**WRITTEN INSTRUCTION**
Draw out every line with the word "κύμβαλον" from the listing below.

* start RECORDS FOR THE EXERCISE *

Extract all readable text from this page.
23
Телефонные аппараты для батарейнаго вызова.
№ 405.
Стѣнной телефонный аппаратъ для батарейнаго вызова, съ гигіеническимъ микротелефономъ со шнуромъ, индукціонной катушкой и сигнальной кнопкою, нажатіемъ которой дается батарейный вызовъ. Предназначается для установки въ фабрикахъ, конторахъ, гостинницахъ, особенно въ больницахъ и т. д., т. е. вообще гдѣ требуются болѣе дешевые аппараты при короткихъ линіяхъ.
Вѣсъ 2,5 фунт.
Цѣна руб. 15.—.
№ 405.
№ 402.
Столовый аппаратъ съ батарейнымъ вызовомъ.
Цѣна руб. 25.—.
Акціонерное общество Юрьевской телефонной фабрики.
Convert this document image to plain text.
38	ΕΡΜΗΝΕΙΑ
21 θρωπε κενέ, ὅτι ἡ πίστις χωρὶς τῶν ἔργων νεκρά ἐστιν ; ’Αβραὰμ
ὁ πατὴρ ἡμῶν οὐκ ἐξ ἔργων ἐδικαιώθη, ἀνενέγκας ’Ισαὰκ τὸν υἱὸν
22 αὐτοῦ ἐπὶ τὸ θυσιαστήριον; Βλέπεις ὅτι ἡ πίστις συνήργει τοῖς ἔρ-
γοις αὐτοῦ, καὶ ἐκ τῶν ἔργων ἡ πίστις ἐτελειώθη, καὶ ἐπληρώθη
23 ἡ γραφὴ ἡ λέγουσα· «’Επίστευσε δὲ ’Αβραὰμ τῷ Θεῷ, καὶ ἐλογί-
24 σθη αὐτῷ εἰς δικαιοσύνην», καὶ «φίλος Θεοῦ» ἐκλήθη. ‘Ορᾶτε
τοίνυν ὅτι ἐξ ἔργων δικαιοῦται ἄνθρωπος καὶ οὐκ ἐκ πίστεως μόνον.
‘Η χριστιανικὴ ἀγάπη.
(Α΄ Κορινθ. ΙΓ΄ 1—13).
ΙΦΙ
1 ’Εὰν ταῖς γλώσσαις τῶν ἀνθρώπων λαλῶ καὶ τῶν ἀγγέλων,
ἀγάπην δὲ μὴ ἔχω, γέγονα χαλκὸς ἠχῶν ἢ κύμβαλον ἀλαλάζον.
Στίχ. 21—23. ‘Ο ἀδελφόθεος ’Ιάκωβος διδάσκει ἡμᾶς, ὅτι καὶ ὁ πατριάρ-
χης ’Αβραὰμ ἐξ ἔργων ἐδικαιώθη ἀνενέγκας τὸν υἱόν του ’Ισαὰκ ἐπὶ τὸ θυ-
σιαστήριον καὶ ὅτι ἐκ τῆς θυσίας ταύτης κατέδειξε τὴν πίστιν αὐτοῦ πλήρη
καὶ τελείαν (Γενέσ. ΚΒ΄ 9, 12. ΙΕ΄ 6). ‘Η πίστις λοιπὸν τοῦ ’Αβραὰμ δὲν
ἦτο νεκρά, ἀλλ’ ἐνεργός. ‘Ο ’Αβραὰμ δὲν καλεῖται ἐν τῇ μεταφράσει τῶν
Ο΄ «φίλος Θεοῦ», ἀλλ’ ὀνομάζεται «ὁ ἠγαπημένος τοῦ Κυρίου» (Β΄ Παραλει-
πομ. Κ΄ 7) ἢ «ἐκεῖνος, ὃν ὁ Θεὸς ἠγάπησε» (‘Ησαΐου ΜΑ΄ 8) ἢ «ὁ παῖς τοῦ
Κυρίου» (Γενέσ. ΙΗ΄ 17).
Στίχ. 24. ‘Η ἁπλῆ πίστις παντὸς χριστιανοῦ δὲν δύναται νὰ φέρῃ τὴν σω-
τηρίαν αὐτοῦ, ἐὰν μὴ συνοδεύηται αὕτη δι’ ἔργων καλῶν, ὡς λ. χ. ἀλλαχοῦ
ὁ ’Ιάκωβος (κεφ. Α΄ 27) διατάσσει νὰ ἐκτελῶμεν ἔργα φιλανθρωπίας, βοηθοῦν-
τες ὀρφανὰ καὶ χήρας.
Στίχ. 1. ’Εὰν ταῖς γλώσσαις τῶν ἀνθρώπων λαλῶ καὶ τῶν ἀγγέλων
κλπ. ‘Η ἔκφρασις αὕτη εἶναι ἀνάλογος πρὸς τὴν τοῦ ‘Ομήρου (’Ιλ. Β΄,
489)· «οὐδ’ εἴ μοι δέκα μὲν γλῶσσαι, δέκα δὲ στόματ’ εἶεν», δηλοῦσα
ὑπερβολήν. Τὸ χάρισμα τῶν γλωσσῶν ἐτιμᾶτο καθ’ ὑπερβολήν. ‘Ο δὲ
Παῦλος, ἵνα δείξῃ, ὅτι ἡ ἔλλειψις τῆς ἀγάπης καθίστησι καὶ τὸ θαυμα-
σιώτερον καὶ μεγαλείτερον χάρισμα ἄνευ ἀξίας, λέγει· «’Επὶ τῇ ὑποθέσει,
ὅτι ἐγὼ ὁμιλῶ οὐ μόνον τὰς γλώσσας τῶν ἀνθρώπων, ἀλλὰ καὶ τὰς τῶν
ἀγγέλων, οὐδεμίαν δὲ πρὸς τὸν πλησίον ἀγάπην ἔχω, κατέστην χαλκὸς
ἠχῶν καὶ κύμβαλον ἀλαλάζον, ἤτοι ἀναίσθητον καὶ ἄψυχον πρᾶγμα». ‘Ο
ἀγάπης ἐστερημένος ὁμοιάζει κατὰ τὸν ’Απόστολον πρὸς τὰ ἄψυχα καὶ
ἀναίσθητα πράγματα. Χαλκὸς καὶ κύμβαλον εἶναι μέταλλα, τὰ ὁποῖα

* end RECORDS FOR THE EXERCISE *

**ANSWER TO THIS PROBLEM**
ἀγάπην δὲ μὴ ἔχω, γέγονα χαλκὸς ἠχῶν ἢ κύμβαλον ἀλαλάζον.
ἠχῶν καὶ κύμβαλον ἀλαλάζον, ἤτοι ἀναίσθητον καὶ ἄψυχον πρᾶγμα». ‘Ο
ἀναίσθητα πράγματα. Χαλκὸς καὶ κύμβαλον εἶναι μέταλλα, τὰ ὁποῖα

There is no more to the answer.